● **What to produce**
Please turn the records, from their start up to and including the line with "svg-text:+: + xyxy=(1035,170,1041,182)", into a numbered list, leaving out any blank lines.

● **Material provided**
··········

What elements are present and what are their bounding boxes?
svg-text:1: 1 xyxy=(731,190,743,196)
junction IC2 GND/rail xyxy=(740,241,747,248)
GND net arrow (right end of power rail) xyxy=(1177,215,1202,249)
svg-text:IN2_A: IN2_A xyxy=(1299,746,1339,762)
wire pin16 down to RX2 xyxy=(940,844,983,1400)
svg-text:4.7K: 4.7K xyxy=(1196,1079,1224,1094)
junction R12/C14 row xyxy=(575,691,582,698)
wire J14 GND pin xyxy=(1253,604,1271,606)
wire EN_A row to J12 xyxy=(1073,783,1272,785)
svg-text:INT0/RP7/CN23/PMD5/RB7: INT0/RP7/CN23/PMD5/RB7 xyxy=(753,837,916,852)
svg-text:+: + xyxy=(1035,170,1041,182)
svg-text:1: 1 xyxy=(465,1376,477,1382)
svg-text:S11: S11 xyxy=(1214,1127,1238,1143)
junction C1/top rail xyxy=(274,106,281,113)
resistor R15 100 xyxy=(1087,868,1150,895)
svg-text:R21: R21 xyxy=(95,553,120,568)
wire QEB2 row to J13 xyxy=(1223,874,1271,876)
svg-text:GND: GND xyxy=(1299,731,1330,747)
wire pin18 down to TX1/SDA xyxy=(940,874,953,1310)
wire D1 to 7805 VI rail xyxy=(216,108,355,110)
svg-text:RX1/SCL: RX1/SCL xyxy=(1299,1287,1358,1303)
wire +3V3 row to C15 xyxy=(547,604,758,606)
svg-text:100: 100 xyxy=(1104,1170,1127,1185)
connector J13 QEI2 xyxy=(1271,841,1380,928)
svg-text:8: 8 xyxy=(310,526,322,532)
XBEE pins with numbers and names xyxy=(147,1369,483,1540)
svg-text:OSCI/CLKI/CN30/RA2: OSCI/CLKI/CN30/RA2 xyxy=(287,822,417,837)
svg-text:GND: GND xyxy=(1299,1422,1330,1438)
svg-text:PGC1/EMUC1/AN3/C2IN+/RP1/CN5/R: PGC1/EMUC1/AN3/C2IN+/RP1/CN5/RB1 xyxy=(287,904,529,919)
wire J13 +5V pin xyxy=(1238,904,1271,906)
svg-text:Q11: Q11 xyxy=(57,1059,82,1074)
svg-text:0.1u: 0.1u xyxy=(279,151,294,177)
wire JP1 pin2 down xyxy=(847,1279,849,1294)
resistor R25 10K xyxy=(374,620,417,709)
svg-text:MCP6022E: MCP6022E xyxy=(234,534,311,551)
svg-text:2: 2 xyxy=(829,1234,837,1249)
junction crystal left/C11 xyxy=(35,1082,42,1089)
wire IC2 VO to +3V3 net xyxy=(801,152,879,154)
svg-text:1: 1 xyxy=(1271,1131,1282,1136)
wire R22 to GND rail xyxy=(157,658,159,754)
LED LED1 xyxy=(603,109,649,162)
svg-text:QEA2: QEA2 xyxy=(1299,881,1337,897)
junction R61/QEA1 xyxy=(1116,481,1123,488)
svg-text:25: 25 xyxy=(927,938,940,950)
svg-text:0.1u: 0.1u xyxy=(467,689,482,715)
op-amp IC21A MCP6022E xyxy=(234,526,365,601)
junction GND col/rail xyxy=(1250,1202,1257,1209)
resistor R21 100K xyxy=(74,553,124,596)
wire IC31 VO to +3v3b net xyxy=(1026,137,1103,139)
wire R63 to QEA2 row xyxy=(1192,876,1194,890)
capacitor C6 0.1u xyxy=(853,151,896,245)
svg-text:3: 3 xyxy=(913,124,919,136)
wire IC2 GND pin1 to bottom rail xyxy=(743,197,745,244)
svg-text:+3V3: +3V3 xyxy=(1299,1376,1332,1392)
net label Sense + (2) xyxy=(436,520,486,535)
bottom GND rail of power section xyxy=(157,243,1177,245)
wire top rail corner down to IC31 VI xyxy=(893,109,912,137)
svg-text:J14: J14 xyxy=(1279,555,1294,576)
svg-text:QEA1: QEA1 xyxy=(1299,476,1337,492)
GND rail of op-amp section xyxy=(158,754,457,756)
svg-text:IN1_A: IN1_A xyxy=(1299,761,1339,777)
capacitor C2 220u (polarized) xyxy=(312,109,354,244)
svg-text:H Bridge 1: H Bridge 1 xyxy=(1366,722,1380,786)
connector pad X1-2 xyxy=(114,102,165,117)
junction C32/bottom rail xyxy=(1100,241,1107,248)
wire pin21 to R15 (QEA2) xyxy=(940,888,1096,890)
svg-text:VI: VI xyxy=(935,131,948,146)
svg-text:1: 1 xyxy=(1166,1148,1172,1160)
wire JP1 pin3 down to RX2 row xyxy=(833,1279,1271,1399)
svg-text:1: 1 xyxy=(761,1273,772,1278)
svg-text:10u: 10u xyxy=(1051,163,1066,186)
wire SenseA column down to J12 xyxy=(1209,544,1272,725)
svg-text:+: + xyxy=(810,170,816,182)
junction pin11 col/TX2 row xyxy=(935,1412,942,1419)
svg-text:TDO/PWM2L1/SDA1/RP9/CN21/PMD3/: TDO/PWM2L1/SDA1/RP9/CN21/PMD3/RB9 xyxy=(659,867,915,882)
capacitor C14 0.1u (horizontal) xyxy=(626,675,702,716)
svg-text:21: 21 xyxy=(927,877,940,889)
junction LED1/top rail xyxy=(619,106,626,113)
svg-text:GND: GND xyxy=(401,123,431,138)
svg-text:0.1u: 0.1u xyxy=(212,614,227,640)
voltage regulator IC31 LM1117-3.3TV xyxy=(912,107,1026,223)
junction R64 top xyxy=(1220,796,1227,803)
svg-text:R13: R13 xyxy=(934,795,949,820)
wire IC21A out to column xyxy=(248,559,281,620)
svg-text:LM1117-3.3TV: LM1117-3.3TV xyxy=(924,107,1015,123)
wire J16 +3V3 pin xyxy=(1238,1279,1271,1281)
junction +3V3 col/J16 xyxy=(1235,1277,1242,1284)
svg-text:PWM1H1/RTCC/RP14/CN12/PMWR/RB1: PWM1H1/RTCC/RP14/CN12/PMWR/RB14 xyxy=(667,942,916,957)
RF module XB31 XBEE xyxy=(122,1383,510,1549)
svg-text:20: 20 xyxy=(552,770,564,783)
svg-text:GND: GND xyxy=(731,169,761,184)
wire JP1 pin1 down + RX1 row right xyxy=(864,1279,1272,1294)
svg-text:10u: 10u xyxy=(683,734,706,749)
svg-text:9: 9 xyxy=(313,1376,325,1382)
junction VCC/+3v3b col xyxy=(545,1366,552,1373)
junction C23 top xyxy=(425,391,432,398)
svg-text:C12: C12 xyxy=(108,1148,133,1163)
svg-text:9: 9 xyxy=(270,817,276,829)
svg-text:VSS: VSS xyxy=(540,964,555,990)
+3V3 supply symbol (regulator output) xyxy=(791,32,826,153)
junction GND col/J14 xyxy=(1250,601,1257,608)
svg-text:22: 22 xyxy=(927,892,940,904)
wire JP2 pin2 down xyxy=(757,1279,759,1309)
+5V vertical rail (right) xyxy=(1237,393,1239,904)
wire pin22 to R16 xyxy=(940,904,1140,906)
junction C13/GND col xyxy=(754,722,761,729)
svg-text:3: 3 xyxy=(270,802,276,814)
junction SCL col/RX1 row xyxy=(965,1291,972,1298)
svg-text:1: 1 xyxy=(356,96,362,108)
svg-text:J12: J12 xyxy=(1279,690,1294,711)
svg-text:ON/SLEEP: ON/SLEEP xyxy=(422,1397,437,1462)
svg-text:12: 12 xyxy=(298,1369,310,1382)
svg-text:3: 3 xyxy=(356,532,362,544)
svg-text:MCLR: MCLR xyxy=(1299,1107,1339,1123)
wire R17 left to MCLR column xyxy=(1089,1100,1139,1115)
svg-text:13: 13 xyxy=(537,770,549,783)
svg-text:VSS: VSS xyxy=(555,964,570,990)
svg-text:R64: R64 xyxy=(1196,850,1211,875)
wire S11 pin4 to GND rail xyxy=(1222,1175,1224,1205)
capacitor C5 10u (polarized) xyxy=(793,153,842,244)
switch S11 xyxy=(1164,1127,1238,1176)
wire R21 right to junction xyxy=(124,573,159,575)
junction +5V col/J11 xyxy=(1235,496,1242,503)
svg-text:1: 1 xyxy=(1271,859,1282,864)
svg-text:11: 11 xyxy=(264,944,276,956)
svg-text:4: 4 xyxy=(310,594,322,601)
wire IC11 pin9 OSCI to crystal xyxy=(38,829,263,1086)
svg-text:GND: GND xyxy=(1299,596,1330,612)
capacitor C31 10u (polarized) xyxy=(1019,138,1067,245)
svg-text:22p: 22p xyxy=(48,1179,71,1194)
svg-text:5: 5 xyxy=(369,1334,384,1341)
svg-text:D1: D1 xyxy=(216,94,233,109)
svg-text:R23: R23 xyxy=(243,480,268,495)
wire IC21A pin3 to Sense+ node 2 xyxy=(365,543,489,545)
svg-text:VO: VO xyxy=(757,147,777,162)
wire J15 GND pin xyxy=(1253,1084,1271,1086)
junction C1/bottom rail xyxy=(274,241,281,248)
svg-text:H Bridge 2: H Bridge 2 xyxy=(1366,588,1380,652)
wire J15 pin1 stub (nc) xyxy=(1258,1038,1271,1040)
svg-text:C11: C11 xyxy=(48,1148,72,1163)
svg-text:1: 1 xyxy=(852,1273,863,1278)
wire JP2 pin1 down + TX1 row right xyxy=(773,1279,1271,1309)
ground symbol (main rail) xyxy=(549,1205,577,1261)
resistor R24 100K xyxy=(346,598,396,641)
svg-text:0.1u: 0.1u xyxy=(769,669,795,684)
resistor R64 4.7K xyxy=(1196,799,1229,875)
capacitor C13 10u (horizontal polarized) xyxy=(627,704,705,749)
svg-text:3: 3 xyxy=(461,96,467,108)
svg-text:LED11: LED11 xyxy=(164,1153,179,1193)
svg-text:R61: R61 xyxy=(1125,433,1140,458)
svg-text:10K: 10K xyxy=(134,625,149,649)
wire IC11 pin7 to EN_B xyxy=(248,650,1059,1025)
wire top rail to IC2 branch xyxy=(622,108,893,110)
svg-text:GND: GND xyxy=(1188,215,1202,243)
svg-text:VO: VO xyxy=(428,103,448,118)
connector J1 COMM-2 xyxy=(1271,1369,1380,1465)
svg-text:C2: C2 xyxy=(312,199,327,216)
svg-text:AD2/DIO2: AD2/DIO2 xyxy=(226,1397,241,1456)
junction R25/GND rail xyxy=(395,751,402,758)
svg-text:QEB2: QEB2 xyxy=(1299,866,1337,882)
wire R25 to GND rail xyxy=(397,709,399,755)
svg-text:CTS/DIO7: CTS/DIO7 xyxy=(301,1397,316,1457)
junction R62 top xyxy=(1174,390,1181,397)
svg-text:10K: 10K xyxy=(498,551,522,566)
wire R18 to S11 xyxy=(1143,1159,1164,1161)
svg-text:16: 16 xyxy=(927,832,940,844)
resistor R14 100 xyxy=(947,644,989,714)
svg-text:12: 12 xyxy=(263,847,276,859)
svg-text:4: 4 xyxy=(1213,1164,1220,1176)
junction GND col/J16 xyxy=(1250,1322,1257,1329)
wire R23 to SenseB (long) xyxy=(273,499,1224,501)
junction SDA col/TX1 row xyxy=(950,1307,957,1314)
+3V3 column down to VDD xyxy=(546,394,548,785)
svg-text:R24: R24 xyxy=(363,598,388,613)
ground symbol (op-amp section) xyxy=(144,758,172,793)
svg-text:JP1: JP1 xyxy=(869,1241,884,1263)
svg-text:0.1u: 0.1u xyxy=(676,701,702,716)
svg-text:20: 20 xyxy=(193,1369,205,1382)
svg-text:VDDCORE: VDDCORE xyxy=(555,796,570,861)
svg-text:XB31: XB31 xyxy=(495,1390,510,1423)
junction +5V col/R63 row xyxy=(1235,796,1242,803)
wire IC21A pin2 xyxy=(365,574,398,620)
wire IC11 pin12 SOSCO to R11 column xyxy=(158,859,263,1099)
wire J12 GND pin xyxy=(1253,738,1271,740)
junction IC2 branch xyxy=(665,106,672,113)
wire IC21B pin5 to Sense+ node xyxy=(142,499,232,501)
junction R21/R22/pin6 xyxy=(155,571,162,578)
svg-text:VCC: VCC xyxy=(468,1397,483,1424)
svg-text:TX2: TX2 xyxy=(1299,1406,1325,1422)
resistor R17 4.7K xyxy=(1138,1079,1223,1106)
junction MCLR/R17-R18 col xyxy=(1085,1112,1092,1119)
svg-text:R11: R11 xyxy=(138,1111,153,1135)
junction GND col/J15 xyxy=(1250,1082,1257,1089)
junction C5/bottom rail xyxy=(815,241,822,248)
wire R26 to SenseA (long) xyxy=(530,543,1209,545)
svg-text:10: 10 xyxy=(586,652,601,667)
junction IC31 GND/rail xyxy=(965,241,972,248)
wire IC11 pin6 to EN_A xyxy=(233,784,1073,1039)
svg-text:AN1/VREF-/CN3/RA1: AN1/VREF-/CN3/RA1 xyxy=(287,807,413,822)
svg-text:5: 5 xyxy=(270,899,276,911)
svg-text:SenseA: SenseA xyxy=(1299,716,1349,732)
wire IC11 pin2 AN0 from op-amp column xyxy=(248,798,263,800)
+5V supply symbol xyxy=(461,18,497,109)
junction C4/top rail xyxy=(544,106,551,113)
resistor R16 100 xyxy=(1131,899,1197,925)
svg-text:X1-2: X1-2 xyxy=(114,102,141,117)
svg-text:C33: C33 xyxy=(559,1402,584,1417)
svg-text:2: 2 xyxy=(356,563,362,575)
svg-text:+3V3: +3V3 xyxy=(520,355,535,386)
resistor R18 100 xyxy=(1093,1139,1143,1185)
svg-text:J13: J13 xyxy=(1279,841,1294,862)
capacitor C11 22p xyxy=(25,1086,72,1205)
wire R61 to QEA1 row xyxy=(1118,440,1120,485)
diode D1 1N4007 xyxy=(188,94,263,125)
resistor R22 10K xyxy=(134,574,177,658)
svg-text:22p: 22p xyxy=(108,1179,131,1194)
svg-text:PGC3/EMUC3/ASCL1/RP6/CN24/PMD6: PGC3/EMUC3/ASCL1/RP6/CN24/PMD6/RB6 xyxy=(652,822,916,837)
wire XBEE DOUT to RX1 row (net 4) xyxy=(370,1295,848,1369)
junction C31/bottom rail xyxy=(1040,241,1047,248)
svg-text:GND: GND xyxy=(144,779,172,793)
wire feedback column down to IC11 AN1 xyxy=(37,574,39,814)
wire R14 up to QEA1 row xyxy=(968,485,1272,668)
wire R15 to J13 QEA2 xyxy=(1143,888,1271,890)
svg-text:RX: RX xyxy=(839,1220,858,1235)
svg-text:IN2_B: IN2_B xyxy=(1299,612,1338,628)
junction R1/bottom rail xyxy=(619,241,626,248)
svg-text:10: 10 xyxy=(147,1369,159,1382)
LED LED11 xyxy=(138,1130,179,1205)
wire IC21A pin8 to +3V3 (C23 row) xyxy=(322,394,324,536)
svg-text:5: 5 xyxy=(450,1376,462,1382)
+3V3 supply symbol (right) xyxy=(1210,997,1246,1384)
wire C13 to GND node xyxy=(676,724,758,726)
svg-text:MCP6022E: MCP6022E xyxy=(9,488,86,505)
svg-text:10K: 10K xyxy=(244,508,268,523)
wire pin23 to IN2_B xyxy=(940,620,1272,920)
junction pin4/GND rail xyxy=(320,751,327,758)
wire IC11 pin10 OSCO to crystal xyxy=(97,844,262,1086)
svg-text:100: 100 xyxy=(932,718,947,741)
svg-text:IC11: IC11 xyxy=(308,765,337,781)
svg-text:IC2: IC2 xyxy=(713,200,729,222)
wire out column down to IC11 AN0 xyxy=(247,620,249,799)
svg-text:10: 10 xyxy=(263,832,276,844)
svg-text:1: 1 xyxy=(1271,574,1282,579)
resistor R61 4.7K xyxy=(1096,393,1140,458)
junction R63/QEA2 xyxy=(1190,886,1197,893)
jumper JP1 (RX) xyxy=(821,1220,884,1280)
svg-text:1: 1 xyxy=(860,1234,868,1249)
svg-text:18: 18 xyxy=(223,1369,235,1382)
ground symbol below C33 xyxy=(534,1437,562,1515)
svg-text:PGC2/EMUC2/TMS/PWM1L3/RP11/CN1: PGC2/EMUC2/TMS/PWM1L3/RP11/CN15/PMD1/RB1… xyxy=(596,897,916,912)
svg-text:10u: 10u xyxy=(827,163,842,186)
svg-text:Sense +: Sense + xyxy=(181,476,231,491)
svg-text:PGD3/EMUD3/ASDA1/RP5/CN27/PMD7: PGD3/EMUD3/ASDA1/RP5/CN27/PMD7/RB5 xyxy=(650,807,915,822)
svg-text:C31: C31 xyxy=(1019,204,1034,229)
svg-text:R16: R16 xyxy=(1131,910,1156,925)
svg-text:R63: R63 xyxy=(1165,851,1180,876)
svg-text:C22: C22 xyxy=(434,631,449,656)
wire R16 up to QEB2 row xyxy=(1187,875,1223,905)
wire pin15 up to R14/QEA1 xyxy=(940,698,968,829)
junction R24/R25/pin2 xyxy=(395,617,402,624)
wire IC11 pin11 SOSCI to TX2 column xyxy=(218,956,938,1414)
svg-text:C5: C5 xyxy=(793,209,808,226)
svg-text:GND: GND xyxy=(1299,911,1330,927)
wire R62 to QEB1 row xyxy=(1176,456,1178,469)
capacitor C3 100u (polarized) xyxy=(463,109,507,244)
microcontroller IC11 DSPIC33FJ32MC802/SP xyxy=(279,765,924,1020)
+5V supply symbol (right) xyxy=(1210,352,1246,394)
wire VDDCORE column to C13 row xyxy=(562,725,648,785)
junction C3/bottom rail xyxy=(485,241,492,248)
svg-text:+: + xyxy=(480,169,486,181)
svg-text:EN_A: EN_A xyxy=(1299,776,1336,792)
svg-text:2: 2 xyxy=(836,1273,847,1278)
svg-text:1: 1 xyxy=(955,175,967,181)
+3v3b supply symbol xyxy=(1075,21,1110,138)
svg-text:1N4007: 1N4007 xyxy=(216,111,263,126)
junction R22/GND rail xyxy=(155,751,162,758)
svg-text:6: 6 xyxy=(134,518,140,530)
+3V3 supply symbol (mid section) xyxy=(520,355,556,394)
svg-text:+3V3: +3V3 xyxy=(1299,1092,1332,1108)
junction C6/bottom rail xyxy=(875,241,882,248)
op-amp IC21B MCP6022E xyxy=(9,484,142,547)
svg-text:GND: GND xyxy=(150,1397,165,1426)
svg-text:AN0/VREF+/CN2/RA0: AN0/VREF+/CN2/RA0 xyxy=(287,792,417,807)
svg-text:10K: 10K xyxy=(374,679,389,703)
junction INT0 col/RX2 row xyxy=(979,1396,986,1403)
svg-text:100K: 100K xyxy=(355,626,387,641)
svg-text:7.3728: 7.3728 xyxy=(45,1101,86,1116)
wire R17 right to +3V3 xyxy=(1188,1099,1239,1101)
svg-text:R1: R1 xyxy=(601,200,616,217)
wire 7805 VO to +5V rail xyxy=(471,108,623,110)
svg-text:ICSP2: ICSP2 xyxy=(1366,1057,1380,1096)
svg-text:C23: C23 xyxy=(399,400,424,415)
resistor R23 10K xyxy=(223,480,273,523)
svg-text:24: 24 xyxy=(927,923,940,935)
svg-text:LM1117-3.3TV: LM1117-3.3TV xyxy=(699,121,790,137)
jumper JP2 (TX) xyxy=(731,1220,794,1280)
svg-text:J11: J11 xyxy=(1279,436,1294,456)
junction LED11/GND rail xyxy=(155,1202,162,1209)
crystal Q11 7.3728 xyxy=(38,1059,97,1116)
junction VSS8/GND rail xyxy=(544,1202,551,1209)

··········

● **Exercise response**
1. What elements are present and what are their bounding boxes?
2. svg-text:1: 1 xyxy=(731,190,743,196)
3. junction IC2 GND/rail xyxy=(740,241,747,248)
4. GND net arrow (right end of power rail) xyxy=(1177,215,1202,249)
5. svg-text:IN2_A: IN2_A xyxy=(1299,746,1339,762)
6. wire pin16 down to RX2 xyxy=(940,844,983,1400)
7. svg-text:4.7K: 4.7K xyxy=(1196,1079,1224,1094)
8. junction R12/C14 row xyxy=(575,691,582,698)
9. wire J14 GND pin xyxy=(1253,604,1271,606)
10. wire EN_A row to J12 xyxy=(1073,783,1272,785)
11. svg-text:INT0/RP7/CN23/PMD5/RB7: INT0/RP7/CN23/PMD5/RB7 xyxy=(753,837,916,852)
12. svg-text:+: + xyxy=(1035,170,1041,182)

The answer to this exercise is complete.